◆ Excerpt provided:
Maybe I have just missed the boat, but is this what you were after?
import java.util.ArrayList;
import java.util.Random;
public class Test {
public static void main(String[] args) {
ArrayList<Integer> numbers = new ArrayList<Integer>();
Random r = new Random();
//Populate array with ten random elements
for(int i = 0 ; i < 4; i++){
numbers.add(r.nextInt());
}
while(numbers.size() > 1){
for(int i = 0; i < numbers.size();i++){
if(i%3 == 0){//Every 3rd element should be true
numbers.remove(i);
}
}
}
}
}
You could move every third element to a temporary list then use List#removeAll(Collection) to remove the items when you finish each loop...until the master list was empty...
Lets back up and look at the problem algorithmically.
Start at the first item and start counting.
Go to the next item and increment your count. If there is no next item, go to the beginning.
If the count is '3', delete that item and reset count. (Or modulo.)
If there is one item left in the list, stop.
Lets write pseudocode:
function (takes a list)
remember what index in that list we're at
remember whether this is the item we want to delete.
loop until the list is size 1
increment the item we're looking at.
increment the delete count we're on
should we delete?
if so, delete!
reset delete count
are we at the end of the list?
if so, reset our index
Looking at it this way, it's fairly easy to translate this immediately into code:
public void doIt(List<String> arrayList) {
int index = 0;
int count = 0;
while(arrayList.size() != 1) {
index = index + 1;
count = count + 1; //increment count
String word = arrayList.get(index);//get next item, and do stuff with it
if (count == 3) {
//note that the [Java API][1] allows you to remove by index
arrayList.remove(index - 1);//otherwise you'll get an off-by-one error
count = 0; //reset count
}
if (index = arrayList.size()) {
index = 0; //reset index
}
}
}
So, you can see the trick is to think step by step what you're doing, and then slowly translate that into code. I think you may have been caught up on fixing your initial attempt: never be afraid to throw code out.

◆ Written exercise:
Please answer these questions about the forum excerpt, one answer per line:
(a) Besides ArrayList, which java.util class does the first code snippet import?
(b) In the algorithmic steps, what should happen when the count is '3'?
(c) What does the closing paragraph say never to be afraid to do?

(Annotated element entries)
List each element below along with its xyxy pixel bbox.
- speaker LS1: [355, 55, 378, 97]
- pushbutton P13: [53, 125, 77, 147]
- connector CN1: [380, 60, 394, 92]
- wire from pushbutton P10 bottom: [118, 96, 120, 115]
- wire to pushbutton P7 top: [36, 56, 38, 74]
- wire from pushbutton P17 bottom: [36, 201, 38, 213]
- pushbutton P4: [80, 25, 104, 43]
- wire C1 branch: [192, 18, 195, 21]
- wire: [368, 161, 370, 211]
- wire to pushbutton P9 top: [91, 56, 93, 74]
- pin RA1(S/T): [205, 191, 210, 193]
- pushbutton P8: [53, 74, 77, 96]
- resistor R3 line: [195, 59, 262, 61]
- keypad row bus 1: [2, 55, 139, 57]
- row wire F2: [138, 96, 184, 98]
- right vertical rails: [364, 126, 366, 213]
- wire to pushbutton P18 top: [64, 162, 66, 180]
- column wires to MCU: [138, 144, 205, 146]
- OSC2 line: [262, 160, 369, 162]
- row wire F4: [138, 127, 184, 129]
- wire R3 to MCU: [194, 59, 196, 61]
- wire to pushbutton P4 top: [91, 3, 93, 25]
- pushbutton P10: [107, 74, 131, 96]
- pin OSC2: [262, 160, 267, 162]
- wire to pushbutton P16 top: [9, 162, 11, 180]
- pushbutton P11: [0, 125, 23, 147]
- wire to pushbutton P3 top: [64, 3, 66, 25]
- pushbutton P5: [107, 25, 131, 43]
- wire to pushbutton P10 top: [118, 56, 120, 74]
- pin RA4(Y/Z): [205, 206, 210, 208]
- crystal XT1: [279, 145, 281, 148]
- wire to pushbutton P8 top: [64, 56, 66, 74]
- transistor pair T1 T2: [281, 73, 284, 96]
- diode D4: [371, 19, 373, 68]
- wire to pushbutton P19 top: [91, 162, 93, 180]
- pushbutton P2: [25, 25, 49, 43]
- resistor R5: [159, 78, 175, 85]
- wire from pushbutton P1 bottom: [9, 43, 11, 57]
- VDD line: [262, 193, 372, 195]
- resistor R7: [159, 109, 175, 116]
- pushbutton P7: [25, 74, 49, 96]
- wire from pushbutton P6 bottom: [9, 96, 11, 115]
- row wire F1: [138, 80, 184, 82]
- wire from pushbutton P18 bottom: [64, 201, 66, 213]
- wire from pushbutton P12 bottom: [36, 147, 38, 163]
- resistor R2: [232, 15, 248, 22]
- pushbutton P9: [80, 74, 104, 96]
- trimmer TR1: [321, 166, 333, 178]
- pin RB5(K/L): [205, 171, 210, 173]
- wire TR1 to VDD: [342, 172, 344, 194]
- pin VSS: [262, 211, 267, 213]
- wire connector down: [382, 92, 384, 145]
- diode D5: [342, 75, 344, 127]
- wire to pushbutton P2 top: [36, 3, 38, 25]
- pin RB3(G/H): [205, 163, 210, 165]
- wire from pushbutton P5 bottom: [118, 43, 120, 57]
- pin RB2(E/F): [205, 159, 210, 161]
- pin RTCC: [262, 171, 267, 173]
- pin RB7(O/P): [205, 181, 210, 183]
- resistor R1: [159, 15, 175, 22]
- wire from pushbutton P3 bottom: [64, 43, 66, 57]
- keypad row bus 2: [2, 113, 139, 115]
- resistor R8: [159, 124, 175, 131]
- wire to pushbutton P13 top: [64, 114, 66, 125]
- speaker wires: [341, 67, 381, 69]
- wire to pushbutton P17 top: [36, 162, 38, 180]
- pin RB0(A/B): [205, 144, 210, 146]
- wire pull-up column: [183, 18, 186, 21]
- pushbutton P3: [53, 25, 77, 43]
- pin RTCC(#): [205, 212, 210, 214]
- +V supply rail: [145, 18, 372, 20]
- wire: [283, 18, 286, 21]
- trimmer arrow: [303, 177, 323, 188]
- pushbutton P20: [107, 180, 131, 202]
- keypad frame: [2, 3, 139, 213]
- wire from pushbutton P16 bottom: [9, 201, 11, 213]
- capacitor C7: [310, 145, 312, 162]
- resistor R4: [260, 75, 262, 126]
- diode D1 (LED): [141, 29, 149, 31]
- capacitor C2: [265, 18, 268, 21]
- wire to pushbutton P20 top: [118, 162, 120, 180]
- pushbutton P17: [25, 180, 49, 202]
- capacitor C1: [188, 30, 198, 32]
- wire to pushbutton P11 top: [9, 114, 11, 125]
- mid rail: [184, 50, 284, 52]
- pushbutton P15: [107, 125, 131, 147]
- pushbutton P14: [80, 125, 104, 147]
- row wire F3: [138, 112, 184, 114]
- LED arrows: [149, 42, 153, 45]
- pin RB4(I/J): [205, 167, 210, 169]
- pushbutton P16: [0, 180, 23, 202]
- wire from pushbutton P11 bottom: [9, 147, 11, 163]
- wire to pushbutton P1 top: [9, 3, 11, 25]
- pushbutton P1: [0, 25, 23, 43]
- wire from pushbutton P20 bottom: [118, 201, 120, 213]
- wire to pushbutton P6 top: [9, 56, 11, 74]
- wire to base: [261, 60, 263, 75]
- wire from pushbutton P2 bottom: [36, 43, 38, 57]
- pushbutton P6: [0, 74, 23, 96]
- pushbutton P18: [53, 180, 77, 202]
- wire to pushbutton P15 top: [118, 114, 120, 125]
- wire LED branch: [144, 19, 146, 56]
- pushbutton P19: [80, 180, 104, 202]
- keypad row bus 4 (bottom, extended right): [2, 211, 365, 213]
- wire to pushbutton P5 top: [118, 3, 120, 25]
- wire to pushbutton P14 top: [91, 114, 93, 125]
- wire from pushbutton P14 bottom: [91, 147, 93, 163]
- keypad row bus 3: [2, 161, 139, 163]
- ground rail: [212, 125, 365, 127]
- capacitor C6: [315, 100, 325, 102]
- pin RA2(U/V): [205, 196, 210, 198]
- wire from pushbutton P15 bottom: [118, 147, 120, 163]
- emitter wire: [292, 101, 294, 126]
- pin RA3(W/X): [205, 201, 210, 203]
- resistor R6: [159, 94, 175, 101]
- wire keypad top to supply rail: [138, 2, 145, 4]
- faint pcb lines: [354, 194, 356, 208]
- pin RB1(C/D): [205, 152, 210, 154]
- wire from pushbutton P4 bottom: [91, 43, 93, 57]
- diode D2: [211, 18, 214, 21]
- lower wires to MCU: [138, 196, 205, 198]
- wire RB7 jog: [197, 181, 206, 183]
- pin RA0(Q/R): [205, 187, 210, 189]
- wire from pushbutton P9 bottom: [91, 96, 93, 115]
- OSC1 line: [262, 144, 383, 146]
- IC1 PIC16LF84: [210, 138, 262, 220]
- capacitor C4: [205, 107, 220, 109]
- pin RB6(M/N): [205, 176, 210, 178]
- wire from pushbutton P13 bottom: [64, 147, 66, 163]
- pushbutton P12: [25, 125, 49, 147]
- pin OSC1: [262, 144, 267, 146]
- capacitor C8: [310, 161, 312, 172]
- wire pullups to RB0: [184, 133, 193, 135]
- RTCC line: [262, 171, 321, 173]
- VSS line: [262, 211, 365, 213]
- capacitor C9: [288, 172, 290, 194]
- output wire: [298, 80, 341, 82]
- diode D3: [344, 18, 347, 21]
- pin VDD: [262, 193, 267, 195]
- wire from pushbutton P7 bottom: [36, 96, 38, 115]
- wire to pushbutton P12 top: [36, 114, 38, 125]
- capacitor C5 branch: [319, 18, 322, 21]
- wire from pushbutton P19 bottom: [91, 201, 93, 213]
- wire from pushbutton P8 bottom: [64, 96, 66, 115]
---
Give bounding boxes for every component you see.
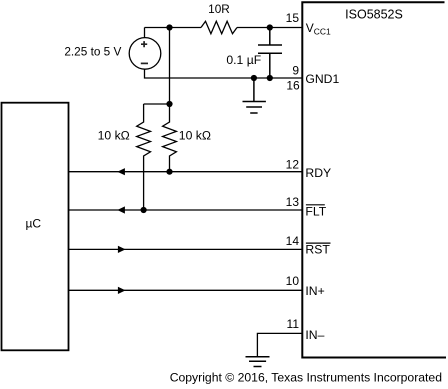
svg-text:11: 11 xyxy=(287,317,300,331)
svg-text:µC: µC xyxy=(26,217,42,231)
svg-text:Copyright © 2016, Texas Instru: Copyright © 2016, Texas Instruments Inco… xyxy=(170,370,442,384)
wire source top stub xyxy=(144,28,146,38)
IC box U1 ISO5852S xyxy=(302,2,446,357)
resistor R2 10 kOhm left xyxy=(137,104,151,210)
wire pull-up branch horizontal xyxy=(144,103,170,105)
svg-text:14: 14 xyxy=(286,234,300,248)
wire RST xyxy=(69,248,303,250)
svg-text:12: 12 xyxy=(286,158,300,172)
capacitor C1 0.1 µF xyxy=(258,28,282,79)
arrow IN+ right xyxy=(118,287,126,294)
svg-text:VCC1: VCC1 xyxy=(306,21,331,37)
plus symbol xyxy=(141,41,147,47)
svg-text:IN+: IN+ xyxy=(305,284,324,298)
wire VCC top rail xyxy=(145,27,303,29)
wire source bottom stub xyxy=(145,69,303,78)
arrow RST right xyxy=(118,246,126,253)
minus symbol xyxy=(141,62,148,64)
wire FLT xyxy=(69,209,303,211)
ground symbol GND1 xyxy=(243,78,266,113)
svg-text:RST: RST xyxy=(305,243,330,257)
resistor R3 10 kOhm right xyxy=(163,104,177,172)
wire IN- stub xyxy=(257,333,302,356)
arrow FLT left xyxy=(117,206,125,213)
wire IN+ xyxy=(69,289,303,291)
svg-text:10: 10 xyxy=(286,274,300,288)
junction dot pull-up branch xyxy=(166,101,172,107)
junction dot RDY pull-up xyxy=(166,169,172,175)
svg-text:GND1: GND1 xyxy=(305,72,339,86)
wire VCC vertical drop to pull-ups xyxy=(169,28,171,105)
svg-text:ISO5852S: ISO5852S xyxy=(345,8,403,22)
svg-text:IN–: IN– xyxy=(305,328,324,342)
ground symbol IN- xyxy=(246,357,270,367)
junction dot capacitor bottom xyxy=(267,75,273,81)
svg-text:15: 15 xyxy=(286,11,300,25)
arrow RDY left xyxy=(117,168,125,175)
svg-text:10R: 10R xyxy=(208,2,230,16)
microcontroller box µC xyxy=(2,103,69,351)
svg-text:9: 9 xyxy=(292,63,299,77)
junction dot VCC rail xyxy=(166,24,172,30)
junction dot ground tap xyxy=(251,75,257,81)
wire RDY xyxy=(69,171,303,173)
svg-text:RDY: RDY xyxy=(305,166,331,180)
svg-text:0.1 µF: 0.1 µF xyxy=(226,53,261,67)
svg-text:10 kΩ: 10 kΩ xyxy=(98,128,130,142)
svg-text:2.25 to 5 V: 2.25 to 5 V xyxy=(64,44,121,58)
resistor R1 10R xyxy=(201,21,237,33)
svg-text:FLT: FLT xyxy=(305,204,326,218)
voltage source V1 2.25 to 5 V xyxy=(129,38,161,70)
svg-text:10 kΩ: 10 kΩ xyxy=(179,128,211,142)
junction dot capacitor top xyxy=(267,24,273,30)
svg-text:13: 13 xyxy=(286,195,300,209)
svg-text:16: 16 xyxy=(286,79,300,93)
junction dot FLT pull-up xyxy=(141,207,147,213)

◆ Response to this task:
(a) Random (java.util.Random)
(b) Delete that item and reset the count.
(c) Throw code out.